* start Document segment *

Nicole: Sure. So just because somebody doesn't have a huge plot of land, like we have two acres, so we can do a lot with, you can still definitely utilize a small space and be able to be relatively sustainable with that.
Kevin: Yeah, I mean that's the goal. And I think for me the realization that most people are in my situation rather than in a two acre, or one acre plus situation, makes me go as deep as I can into the creativity of gardening in this type of environment because, especially in my age range, early thirties, late twenties, almost no one's sitting on an acre. So we're all trying to figure out, how do I grow something? And I think that's why you see that turn towards house plants for the young apartment dwellers is because in their mind that's the only thing that they can grow, which I'd like to at least suggest some edible alternatives to get your mind going on the possibilities of growing some of your own food.
Nicole: Sure. So what are some of your suggestions?

* end Document segment *
* start Information supplied *

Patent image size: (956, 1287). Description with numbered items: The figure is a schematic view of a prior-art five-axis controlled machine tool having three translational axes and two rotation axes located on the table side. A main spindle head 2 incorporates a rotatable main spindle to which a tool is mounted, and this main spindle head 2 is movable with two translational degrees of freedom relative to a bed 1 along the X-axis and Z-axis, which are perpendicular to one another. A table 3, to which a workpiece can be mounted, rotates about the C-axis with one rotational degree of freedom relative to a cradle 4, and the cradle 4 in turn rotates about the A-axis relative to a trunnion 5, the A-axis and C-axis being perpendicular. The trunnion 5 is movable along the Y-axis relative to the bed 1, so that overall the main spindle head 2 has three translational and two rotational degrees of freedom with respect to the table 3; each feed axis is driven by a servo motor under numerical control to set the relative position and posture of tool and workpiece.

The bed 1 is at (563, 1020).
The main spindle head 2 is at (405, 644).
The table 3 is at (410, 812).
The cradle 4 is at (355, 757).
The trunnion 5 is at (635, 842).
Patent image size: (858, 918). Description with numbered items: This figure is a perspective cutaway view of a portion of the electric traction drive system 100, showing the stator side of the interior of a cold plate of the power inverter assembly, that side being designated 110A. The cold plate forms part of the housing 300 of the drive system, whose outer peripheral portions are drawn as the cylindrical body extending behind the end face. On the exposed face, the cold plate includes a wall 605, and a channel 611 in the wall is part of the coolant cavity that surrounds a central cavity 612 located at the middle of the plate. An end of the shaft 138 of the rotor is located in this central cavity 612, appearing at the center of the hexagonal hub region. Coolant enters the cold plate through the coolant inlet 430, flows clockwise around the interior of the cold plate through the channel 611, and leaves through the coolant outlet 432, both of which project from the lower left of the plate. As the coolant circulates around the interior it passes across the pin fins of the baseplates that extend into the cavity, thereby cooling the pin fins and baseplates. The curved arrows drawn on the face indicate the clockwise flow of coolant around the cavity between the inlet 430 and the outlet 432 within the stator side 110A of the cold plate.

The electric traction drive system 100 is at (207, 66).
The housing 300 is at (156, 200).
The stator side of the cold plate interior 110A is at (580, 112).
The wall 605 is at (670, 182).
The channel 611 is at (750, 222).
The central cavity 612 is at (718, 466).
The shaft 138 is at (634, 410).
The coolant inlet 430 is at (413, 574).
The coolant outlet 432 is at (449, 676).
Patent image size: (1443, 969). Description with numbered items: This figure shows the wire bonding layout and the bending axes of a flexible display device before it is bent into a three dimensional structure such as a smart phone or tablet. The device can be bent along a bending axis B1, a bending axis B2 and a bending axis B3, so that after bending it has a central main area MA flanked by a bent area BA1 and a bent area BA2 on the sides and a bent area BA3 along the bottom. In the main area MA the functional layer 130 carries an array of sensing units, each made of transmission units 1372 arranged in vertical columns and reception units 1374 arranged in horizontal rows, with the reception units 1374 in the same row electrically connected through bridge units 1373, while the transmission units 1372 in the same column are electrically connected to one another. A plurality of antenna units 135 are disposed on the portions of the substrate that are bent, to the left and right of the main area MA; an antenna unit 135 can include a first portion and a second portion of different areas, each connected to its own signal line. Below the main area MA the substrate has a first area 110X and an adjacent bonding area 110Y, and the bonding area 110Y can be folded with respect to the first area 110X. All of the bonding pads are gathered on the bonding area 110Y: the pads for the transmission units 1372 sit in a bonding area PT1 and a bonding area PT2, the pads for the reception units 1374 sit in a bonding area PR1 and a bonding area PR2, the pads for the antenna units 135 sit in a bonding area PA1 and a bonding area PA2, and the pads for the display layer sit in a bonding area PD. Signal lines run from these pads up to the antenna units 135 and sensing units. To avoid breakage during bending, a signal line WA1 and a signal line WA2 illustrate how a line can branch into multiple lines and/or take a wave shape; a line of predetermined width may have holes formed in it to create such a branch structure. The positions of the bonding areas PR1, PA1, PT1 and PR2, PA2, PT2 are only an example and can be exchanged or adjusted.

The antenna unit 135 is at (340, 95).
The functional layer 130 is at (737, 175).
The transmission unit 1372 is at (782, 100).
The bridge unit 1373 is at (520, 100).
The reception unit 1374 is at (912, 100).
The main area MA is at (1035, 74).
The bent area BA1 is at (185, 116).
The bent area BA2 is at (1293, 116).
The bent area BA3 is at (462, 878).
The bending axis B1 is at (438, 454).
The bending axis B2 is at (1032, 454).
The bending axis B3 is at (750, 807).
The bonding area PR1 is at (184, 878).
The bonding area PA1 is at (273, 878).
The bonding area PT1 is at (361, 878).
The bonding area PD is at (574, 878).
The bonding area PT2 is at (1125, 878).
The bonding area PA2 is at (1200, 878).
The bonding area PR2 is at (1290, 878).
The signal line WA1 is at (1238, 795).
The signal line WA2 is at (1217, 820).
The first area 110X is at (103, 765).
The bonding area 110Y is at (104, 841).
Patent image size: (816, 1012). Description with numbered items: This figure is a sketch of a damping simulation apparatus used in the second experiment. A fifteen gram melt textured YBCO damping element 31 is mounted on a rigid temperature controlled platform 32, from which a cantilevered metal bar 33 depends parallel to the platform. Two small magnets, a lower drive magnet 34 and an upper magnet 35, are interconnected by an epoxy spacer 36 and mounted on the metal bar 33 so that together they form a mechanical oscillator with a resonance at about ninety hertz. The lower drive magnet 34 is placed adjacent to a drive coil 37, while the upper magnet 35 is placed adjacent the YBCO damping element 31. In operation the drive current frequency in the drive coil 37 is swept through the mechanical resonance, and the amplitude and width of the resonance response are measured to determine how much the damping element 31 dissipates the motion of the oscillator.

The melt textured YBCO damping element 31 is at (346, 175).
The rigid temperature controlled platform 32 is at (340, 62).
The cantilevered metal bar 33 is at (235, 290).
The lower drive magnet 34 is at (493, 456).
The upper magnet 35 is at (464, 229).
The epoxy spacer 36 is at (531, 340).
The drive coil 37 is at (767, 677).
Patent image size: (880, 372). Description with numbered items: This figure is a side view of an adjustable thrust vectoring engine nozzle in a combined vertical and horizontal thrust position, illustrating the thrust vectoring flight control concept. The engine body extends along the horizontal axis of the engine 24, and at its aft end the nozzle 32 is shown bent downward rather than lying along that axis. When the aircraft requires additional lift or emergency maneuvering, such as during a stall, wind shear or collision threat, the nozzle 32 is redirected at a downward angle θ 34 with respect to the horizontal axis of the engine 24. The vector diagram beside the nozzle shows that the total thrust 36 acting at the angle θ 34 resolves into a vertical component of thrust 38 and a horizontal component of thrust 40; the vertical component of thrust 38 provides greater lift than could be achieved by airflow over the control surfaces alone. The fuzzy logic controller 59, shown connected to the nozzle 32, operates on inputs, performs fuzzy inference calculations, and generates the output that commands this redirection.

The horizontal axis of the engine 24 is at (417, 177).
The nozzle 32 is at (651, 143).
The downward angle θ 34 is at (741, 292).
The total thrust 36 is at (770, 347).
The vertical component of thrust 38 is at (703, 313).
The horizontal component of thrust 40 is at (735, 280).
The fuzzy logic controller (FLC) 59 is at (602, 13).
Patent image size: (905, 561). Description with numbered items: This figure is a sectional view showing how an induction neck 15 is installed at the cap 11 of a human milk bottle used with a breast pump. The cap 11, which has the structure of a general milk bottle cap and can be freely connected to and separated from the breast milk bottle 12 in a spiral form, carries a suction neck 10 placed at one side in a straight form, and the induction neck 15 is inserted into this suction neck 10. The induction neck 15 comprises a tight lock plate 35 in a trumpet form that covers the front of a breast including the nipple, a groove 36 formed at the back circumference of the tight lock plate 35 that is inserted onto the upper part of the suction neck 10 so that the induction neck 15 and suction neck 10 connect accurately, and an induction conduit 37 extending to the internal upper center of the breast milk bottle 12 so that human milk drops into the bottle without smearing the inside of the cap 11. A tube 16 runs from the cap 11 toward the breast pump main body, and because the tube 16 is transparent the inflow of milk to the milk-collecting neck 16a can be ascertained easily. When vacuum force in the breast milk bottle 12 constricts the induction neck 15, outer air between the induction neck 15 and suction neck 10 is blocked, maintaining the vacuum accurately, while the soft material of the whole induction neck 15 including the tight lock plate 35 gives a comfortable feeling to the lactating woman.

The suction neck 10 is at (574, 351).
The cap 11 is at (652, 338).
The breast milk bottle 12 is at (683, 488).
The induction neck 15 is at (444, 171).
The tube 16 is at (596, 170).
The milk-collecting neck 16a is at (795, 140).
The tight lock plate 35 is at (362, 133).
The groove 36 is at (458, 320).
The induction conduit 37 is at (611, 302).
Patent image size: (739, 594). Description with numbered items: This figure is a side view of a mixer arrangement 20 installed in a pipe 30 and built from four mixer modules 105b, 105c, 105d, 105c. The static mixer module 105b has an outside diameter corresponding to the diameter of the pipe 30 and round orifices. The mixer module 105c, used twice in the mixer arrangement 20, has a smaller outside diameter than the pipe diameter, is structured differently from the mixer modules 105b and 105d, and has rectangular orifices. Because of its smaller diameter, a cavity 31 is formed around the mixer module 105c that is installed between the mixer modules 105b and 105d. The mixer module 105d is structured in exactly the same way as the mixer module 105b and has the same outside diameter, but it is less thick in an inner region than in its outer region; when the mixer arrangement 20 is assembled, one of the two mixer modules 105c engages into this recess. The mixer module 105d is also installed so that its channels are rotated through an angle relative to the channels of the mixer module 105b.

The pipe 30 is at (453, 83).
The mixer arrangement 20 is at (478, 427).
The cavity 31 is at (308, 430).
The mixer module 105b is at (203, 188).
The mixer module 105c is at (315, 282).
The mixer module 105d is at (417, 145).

* end Information supplied *

**Task requirements**
1. How much land does Nicole say she has in the gardening conversation?
2. List each distinct amount of land named in the gardening conversation.

**Task results**
1. Two acres.

2.
- two acres
- one acre plus
- an acre